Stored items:
* Start *

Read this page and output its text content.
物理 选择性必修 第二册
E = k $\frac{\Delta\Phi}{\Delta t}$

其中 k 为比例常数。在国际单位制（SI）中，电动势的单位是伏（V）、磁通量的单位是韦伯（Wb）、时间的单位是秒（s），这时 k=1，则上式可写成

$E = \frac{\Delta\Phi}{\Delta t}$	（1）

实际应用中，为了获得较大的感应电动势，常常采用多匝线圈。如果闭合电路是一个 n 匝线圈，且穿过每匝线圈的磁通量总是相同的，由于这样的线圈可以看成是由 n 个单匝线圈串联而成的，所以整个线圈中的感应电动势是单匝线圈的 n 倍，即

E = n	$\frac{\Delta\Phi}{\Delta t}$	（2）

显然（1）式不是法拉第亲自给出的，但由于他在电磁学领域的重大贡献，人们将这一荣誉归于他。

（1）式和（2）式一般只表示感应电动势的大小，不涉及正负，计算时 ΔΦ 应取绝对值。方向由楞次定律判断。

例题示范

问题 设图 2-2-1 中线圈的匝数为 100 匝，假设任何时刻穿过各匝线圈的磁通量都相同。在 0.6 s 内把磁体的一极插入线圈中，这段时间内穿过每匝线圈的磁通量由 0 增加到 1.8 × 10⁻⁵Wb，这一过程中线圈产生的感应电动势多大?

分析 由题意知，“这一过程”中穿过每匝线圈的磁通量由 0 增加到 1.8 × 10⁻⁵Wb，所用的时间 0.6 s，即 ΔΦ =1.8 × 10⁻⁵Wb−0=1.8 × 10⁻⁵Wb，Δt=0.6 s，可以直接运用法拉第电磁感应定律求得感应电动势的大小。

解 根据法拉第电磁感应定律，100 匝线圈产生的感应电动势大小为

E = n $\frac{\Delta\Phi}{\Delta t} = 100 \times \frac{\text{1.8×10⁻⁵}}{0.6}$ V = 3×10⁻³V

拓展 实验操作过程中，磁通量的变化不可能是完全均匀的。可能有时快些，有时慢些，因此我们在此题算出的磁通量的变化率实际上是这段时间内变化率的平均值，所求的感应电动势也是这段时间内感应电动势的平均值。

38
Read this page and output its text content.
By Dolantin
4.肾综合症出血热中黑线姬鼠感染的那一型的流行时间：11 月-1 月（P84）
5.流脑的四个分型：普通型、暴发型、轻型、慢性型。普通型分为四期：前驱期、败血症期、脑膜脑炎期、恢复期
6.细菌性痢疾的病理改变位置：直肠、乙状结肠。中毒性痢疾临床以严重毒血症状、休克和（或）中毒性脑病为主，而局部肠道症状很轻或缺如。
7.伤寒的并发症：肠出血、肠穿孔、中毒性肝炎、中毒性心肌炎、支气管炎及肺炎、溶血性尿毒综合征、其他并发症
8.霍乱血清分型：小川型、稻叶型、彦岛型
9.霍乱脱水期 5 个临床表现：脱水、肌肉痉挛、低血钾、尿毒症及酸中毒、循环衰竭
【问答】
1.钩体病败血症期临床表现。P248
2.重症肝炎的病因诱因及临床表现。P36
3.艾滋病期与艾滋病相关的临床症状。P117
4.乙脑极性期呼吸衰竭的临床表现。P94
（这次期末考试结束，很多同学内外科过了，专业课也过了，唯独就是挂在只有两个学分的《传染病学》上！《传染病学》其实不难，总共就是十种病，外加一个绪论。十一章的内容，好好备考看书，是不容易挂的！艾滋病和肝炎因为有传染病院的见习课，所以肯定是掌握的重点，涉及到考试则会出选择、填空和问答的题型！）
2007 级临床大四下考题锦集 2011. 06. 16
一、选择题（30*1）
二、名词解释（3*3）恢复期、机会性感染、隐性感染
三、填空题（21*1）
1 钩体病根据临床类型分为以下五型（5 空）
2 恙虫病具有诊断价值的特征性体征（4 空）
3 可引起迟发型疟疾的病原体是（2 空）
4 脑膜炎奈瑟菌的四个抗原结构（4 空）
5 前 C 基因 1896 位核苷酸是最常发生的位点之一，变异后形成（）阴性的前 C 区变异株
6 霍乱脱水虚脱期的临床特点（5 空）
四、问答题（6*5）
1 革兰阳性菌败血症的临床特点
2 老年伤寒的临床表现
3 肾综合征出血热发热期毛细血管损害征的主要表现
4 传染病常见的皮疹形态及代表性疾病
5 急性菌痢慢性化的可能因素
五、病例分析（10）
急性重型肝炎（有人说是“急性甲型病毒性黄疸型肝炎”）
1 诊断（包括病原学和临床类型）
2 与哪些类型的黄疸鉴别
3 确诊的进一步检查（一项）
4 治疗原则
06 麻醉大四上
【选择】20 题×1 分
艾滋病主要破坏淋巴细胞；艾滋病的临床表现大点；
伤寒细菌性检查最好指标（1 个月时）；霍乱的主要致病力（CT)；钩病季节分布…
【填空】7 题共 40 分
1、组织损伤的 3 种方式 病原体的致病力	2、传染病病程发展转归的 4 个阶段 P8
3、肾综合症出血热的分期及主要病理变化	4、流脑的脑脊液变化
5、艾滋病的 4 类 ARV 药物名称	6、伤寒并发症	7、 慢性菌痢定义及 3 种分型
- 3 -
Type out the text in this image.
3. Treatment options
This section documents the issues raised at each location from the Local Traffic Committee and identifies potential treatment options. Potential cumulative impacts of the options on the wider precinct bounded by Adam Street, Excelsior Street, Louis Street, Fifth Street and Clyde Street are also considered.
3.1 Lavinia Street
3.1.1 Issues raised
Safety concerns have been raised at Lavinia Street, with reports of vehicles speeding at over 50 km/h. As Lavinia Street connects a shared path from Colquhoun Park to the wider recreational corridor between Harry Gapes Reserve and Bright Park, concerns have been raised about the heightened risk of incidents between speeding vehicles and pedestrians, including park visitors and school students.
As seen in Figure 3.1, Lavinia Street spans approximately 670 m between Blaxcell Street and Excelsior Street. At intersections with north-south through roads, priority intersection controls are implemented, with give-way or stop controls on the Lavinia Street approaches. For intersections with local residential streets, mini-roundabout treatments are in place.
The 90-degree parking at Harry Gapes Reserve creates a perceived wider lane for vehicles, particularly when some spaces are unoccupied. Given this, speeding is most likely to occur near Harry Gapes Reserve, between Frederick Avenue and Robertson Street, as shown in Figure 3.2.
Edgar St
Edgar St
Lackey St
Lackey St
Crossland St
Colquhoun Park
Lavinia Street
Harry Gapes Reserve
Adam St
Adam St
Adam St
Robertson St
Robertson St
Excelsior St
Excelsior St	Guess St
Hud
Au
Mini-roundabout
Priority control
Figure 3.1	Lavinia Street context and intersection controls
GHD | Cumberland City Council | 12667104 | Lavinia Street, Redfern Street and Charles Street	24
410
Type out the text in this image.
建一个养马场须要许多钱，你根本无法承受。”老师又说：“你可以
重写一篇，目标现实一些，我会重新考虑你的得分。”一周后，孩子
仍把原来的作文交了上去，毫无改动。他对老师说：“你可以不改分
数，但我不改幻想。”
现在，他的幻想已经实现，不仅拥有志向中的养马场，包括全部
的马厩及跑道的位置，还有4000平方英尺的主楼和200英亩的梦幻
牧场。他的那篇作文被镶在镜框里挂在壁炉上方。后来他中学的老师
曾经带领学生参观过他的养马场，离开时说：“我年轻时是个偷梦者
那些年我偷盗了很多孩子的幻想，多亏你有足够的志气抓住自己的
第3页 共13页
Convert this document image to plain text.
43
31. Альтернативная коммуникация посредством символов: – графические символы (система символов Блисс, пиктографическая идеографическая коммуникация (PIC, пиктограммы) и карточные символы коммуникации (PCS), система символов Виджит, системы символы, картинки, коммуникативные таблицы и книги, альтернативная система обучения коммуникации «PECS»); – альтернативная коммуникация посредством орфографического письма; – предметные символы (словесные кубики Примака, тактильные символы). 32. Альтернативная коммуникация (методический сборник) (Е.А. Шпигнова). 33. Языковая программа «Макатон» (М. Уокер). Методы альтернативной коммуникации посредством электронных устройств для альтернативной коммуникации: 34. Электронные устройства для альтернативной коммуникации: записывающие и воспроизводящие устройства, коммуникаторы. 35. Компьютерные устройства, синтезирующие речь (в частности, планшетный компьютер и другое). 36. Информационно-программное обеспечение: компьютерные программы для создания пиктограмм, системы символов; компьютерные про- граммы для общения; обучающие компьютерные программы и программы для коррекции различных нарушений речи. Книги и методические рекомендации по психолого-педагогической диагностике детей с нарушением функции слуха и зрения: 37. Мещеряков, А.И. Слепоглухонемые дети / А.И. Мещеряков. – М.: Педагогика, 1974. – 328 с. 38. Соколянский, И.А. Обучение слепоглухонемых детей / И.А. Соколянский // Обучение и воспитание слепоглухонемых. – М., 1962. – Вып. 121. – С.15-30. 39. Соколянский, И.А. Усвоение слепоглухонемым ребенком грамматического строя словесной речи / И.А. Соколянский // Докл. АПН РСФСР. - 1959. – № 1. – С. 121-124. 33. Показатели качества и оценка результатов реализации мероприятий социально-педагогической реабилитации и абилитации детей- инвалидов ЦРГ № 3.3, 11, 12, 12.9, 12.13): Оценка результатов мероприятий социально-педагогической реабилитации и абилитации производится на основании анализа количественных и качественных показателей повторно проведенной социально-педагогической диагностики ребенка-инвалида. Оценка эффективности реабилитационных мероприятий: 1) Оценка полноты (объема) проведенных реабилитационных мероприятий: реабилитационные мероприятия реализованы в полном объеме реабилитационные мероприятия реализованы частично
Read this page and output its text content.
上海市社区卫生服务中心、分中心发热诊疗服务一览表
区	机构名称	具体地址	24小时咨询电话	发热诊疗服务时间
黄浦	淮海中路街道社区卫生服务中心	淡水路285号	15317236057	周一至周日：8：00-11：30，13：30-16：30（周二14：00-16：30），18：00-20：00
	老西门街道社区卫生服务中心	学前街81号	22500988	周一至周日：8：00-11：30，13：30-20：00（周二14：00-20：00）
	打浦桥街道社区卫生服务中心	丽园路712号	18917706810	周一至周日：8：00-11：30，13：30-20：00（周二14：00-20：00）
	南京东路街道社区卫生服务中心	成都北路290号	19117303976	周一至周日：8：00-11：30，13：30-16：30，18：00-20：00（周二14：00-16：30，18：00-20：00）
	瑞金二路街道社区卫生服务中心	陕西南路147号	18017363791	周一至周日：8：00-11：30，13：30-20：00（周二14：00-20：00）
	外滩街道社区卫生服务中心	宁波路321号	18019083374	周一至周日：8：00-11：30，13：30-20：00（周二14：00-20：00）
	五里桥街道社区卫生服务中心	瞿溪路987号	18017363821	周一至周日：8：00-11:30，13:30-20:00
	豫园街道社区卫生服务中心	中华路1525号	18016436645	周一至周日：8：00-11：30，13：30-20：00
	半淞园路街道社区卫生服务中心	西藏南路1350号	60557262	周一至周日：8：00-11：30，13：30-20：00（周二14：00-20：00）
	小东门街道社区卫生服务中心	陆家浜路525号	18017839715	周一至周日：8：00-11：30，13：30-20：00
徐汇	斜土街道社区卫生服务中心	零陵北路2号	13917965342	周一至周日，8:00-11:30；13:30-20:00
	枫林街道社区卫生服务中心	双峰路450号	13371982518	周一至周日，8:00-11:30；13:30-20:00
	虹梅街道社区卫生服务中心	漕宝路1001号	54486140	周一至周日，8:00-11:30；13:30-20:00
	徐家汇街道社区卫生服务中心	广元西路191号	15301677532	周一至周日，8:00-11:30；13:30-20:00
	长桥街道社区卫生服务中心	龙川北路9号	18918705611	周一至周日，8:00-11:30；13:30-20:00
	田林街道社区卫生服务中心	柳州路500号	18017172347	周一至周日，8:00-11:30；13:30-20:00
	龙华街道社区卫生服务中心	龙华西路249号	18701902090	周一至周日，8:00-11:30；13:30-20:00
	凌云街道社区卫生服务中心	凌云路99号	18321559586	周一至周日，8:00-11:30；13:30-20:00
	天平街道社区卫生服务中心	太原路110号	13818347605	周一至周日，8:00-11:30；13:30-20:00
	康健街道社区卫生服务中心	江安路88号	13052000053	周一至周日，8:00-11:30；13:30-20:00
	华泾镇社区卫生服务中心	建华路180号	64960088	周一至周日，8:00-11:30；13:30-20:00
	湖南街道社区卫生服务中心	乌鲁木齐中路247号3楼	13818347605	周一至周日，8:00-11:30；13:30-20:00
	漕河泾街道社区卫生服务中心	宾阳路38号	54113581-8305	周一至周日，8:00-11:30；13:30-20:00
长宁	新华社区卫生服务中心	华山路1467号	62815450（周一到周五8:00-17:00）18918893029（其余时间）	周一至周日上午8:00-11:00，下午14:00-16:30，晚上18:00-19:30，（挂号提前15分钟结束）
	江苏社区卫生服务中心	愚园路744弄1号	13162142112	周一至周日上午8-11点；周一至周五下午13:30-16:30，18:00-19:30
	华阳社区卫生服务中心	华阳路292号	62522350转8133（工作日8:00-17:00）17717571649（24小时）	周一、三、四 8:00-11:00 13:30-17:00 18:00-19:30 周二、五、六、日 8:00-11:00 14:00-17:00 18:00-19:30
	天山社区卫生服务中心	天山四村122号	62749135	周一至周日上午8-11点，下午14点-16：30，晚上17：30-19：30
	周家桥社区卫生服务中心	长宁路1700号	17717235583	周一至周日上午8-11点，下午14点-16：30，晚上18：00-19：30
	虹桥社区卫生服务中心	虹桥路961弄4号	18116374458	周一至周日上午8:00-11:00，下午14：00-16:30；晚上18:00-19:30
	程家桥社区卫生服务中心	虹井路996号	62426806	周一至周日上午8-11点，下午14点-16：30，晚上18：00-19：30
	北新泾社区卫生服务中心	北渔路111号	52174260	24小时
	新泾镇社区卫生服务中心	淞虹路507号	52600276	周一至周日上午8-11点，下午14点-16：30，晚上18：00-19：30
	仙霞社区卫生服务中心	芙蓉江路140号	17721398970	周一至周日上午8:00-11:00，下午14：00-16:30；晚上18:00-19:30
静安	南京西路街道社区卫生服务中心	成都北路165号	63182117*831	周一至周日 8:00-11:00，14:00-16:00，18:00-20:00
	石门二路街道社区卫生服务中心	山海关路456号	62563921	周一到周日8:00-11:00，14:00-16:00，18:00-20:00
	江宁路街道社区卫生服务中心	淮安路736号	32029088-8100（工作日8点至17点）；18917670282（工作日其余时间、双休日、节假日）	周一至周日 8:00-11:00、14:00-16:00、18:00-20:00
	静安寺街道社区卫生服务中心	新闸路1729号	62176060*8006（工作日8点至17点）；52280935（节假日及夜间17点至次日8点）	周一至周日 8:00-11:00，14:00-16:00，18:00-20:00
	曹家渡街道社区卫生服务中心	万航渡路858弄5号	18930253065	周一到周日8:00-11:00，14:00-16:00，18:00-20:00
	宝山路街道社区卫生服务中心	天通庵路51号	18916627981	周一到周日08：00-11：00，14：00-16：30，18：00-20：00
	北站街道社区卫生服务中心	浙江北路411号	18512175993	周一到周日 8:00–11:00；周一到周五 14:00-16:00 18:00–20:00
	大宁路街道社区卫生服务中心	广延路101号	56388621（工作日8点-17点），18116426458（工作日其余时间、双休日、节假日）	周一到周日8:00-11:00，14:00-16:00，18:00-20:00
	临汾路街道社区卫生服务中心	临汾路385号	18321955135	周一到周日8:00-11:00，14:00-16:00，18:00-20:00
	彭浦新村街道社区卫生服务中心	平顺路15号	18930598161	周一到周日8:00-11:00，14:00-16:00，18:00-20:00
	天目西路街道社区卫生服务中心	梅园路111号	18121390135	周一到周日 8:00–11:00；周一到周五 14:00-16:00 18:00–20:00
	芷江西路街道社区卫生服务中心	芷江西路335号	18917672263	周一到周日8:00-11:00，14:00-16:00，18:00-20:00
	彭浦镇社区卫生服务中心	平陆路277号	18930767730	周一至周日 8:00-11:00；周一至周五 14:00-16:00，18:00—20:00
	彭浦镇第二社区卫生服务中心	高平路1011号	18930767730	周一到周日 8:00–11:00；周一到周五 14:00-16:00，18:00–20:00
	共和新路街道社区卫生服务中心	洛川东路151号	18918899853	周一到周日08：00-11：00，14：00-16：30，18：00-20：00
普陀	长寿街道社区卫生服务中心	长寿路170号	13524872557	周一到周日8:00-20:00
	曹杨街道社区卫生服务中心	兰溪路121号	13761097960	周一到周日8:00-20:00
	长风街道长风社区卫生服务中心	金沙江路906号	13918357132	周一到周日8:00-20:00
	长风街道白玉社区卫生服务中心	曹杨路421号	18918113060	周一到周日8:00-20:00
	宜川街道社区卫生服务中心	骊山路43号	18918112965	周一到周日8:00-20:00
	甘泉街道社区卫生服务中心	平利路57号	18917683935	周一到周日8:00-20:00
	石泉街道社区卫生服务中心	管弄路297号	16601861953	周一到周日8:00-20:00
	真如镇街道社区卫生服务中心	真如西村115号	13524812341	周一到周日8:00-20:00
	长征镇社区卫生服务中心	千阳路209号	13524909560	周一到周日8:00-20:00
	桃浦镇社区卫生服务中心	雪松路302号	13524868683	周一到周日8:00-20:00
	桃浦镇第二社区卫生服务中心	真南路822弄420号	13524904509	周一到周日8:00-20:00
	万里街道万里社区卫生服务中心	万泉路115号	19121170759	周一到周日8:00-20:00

* End *

● **Work to do**: From the data above, copy out every line with the string "roundabout" in it.

● **Task solution**:
As seen in Figure 3.1, Lavinia Street spans approximately 670 m between Blaxcell Street and Excelsior Street. At intersections with north-south through roads, priority intersection controls are implemented, with give-way or stop controls on the Lavinia Street approaches. For intersections with local residential streets, mini-roundabout treatments are in place.
Mini-roundabout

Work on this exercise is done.